Kurze Übung A | Forme in der Auflistung alles vom Anfang bis einschließlich der Zeile, die „actor-summary: 15 Properties“ enthält, in eine nummerierte Liste um und lass dabei Leerzeilen weg.

Zitierter Text |
———
# M.2-SSD "Drive Temperature 2" Samsung 970 Evo 1 TB - 90 °C



## jumpel (20. Januar 2020)

*M.2-SSD "Drive Temperature 2" Samsung 970 Evo 1 TB - 90 °C*

Hi zusammen,
ich habe seit gut zwei Wochen die Samsung 970 Evo mit 1 TB im M.2 Formfaktor verbaut.
Das Board ist ein Asus Maximus Ranger VIII (Skylake) und bereits seit etwas über 4 Jahren in Betrieb (davor mit 2,5" SATA SSD).

Mit HWinfo 64 kann ich unter anderem "Drive Temperature" und "Drive Temperature 2" auslesen. Von letzterem ist der Maximalwert eigentlich ständig um 85°C, das höchste der Gefühle wurde jetzt gerade mit 90°C ausgelesen (Anhang). Direkt nach dem hochfahren, außer Spotify war nichts geöffnet.
Das ist ja wohl zu hoch, oder? Hab mich ein wenig eingelesen und ca. 75 °C scheinen als kritische/hohe Temperatur zu gelten.
Die M.2 ist auf meinem Board direkt unter dem PCH (Southbridge) montiert.
Die Grafikkarte (RX 5700) ist im Leerlauf, die Lüfter stehen, ihre Temps seht ihr auch im Anhang, das kann also nicht an der Abluft der Graka liegen.
Samsung Magician gibt mir nur die Drive Temp 1 an mit 45 °C ... um den User nicht zu verunsichern, nehme ich an?
Während ich hier tippe bewegt sich die M.2 zwischen 55 und 60 °C.

Kann man die Drive Temperature 2 vernachlässigen? Auslesefehler?


----------



## Incredible Alk (20. Januar 2020)

*AW: M.2-SSD "Drive Temperature 2" Samsung 970 Evo 1 TB - 90 °C*

Da erstens alle anderen Werte völlig normal sind (alles zwischen 30 und 70 sind völlig übliche Werte) und eine M.2-SSD physikalisch gar keine Möglichkeit hat direkt nach dem Hochfahren schon 90°C zu haben (so viel Wäärme kann die so schnell gar nicht erzeugen) kannste das als Auslesefehler ignorieren.


----------



## IICARUS (20. Januar 2020)

*AW: M.2-SSD "Drive Temperature 2" Samsung 970 Evo 1 TB - 90 °C*

Der zweite Wert ist normalerweise die Temperatur des Controller.
Wobei direkt nach dem hochfahren kommen mir 90°C auch etwas viel vor.
———
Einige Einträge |
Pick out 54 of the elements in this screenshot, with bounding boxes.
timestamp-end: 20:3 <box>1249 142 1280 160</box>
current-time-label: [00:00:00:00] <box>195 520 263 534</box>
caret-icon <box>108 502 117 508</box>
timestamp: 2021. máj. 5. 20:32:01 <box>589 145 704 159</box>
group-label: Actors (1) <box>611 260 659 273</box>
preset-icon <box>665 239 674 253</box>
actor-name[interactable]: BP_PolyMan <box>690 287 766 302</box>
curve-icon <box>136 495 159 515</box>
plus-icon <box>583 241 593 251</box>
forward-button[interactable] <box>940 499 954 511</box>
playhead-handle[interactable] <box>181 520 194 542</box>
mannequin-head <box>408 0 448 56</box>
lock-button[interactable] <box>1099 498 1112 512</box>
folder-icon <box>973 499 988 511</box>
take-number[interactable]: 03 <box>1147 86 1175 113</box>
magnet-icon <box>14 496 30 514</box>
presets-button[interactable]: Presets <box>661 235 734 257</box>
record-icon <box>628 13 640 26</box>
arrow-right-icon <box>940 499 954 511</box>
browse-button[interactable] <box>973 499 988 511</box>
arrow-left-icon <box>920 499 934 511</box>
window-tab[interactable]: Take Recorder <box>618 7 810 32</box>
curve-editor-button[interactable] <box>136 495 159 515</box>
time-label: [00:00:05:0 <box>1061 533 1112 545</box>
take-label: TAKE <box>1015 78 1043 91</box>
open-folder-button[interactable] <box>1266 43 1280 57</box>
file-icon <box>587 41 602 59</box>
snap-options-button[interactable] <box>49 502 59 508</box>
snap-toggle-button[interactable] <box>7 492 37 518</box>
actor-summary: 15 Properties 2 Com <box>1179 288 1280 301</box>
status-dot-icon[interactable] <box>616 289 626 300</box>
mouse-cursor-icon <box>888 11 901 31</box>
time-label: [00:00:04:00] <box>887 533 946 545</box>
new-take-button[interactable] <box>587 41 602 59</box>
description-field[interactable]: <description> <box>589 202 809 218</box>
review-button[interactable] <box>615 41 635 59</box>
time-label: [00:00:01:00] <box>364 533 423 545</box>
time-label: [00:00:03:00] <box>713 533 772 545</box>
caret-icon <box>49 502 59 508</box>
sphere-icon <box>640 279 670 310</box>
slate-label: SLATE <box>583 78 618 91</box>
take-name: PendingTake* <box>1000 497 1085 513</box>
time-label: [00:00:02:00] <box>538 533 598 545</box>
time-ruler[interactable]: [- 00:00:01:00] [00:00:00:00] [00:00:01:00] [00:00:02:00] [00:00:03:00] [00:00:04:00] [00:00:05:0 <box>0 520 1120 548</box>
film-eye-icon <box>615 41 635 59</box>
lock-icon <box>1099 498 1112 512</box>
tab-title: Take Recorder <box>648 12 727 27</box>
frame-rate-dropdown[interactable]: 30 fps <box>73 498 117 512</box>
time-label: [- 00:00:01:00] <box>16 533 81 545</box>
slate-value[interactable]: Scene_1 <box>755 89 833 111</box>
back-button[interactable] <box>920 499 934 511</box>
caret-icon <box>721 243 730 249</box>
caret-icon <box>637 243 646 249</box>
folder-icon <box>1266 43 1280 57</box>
———
Kurze Übung B | Fasse den Absatz im Forenthread, der mit „Mit HWinfo 64 kann ich“ beginnt, als Stichpunktliste zusammen und behalte dabei die wesentlichen Angaben bei.

Ergebnis A |
1. Pick out 54 of the elements in this screenshot, with bounding boxes.
2. timestamp-end: 20:3 <box>1249 142 1280 160</box>
3. current-time-label: [00:00:00:00] <box>195 520 263 534</box>
4. caret-icon <box>108 502 117 508</box>
5. timestamp: 2021. máj. 5. 20:32:01 <box>589 145 704 159</box>
6. group-label: Actors (1) <box>611 260 659 273</box>
7. preset-icon <box>665 239 674 253</box>
8. actor-name[interactable]: BP_PolyMan <box>690 287 766 302</box>
9. curve-icon <box>136 495 159 515</box>
10. plus-icon <box>583 241 593 251</box>
11. forward-button[interactable] <box>940 499 954 511</box>
12. playhead-handle[interactable] <box>181 520 194 542</box>
13. mannequin-head <box>408 0 448 56</box>
14. lock-button[interactable] <box>1099 498 1112 512</box>
15. folder-icon <box>973 499 988 511</box>
16. take-number[interactable]: 03 <box>1147 86 1175 113</box>
17. magnet-icon <box>14 496 30 514</box>
18. presets-button[interactable]: Presets <box>661 235 734 257</box>
19. record-icon <box>628 13 640 26</box>
20. arrow-right-icon <box>940 499 954 511</box>
21. browse-button[interactable] <box>973 499 988 511</box>
22. arrow-left-icon <box>920 499 934 511</box>
23. window-tab[interactable]: Take Recorder <box>618 7 810 32</box>
24. curve-editor-button[interactable] <box>136 495 159 515</box>
25. time-label: [00:00:05:0 <box>1061 533 1112 545</box>
26. take-label: TAKE <box>1015 78 1043 91</box>
27. open-folder-button[interactable] <box>1266 43 1280 57</box>
28. file-icon <box>587 41 602 59</box>
29. snap-options-button[interactable] <box>49 502 59 508</box>
30. snap-toggle-button[interactable] <box>7 492 37 518</box>
31. actor-summary: 15 Properties 2 Com <box>1179 288 1280 301</box>

Ergebnis B |
- HWinfo 64 liest unter anderem „Drive Temperature“ und „Drive Temperature 2“ aus.
- Der Maximalwert von „Drive Temperature 2“ liegt fast ständig um 85 °C.
- Der höchste ausgelesene Wert war 90 °C, direkt nach dem Hochfahren und nur mit geöffnetem Spotify.
- Nach eigener Recherche gelten etwa 75 °C als kritische bzw. hohe Temperatur, der Wert erscheint daher zu hoch.
- Die M.2 ist auf dem Board direkt unter dem PCH (Southbridge) montiert.
- Die Grafikkarte (RX 5700) ist im Leerlauf und ihre Lüfter stehen, ihre Abluft scheidet als Ursache also aus.
- Samsung Magician zeigt nur Drive Temp 1 mit 45 °C an.
- Während des Tippens bewegt sich die M.2 zwischen 55 und 60 °C.